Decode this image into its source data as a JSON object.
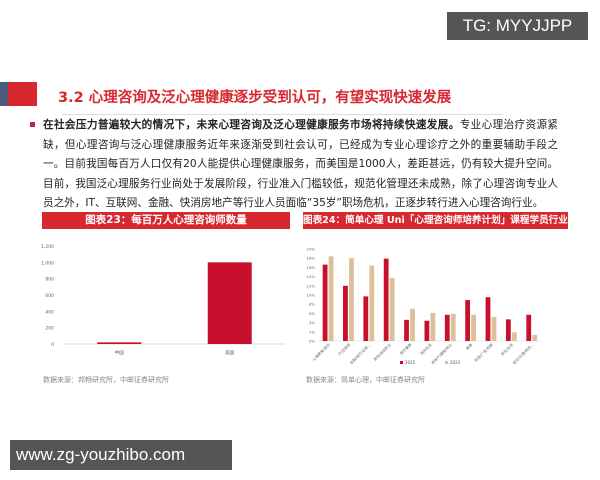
{
  "watermarks": {
    "top": "TG: MYYJJPP",
    "bottom": "www.zg-youzhibo.com"
  },
  "section": {
    "title": "3.2 心理咨询及泛心理健康逐步受到认可，有望实现快速发展",
    "bullet_bold": "在社会压力普遍较大的情况下，未来心理咨询及泛心理健康服务市场将持续快速发展。",
    "bullet_text": "专业心理治疗资源紧缺，但心理咨询与泛心理健康服务近年来逐渐受到社会认可，已经成为专业心理诊疗之外的重要辅助手段之一。目前我国每百万人口仅有20人能提供心理健康服务，而美国是1000人，差距甚远，仍有较大提升空间。目前，我国泛心理服务行业尚处于发展阶段，行业准入门槛较低，规范化管理还未成熟，除了心理咨询专业人员之外，IT、互联网、金融、快消房地产等行业人员面临“35岁”职场危机，正逐步转行进入心理咨询行业。"
  },
  "colors": {
    "accent": "#d7282f",
    "series_a": "#c8102e",
    "series_b": "#dcc09a"
  },
  "chart_data": [
    {
      "type": "bar",
      "title": "图表23：每百万人心理咨询师数量",
      "categories": [
        "中国",
        "美国"
      ],
      "values": [
        20,
        1000
      ],
      "ylim": [
        0,
        1200
      ],
      "yticks": [
        "0",
        "200",
        "400",
        "600",
        "800",
        "1,000",
        "1,200"
      ],
      "source": "数据来源：邦畅研究所，中邮证券研究所"
    },
    {
      "type": "bar",
      "title": "图表24：简单心理 Uni「心理咨询师培养计划」课程学员行业分布",
      "categories": [
        "心理教育/培训",
        "IT/互联网",
        "金融/银行/证券…",
        "其他/自由职业",
        "医疗健康",
        "政府机关",
        "房地产/建筑/物业",
        "教育",
        "制造/广告/传媒",
        "学生/在读",
        "航空/交通/物流…"
      ],
      "series": [
        {
          "name": "2022",
          "values": [
            16.6,
            12.0,
            9.7,
            17.9,
            4.6,
            4.4,
            5.7,
            8.9,
            9.5,
            4.7,
            5.7
          ]
        },
        {
          "name": "2023",
          "values": [
            18.4,
            18.0,
            16.4,
            13.7,
            7.0,
            6.1,
            5.9,
            5.7,
            5.2,
            1.9,
            1.3
          ]
        }
      ],
      "ylim": [
        0,
        20
      ],
      "yticks": [
        "0%",
        "2%",
        "4%",
        "6%",
        "8%",
        "10%",
        "12%",
        "14%",
        "16%",
        "18%",
        "20%"
      ],
      "legend": "bottom",
      "source": "数据来源：简单心理，中邮证券研究所"
    }
  ]
}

### Your instructions
The pictures in the entries should be left out; output everything else exactly.

### Result
Decode this image into its source data as a JSON object.
{
  "watermarks": {
    "top": "TG: MYYJJPP",
    "bottom": "www.zg-youzhibo.com"
  },
  "section": {
    "title": "3.2 心理咨询及泛心理健康逐步受到认可，有望实现快速发展",
    "bullet_bold": "在社会压力普遍较大的情况下，未来心理咨询及泛心理健康服务市场将持续快速发展。",
    "bullet_text": "专业心理治疗资源紧缺，但心理咨询与泛心理健康服务近年来逐渐受到社会认可，已经成为专业心理诊疗之外的重要辅助手段之一。目前我国每百万人口仅有20人能提供心理健康服务，而美国是1000人，差距甚远，仍有较大提升空间。目前，我国泛心理服务行业尚处于发展阶段，行业准入门槛较低，规范化管理还未成熟，除了心理咨询专业人员之外，IT、互联网、金融、快消房地产等行业人员面临“35岁”职场危机，正逐步转行进入心理咨询行业。"
  },
  "colors": {
    "accent": "#d7282f",
    "series_a": "#c8102e",
    "series_b": "#dcc09a"
  },
  "chart_data": [
    {
      "type": "bar",
      "title": "图表23：每百万人心理咨询师数量",
      "categories": [
        "中国",
        "美国"
      ],
      "values": [
        20,
        1000
      ],
      "ylim": [
        0,
        1200
      ],
      "yticks": [
        "0",
        "200",
        "400",
        "600",
        "800",
        "1,000",
        "1,200"
      ],
      "source": "数据来源：邦畅研究所，中邮证券研究所"
    },
    {
      "type": "bar",
      "title": "图表24：简单心理 Uni「心理咨询师培养计划」课程学员行业分布",
      "categories": [
        "心理教育/培训",
        "IT/互联网",
        "金融/银行/证券…",
        "其他/自由职业",
        "医疗健康",
        "政府机关",
        "房地产/建筑/物业",
        "教育",
        "制造/广告/传媒",
        "学生/在读",
        "航空/交通/物流…"
      ],
      "series": [
        {
          "name": "2022",
          "values": [
            16.6,
            12.0,
            9.7,
            17.9,
            4.6,
            4.4,
            5.7,
            8.9,
            9.5,
            4.7,
            5.7
          ]
        },
        {
          "name": "2023",
          "values": [
            18.4,
            18.0,
            16.4,
            13.7,
            7.0,
            6.1,
            5.9,
            5.7,
            5.2,
            1.9,
            1.3
          ]
        }
      ],
      "ylim": [
        0,
        20
      ],
      "yticks": [
        "0%",
        "2%",
        "4%",
        "6%",
        "8%",
        "10%",
        "12%",
        "14%",
        "16%",
        "18%",
        "20%"
      ],
      "legend": "bottom",
      "source": "数据来源：简单心理，中邮证券研究所"
    }
  ]
}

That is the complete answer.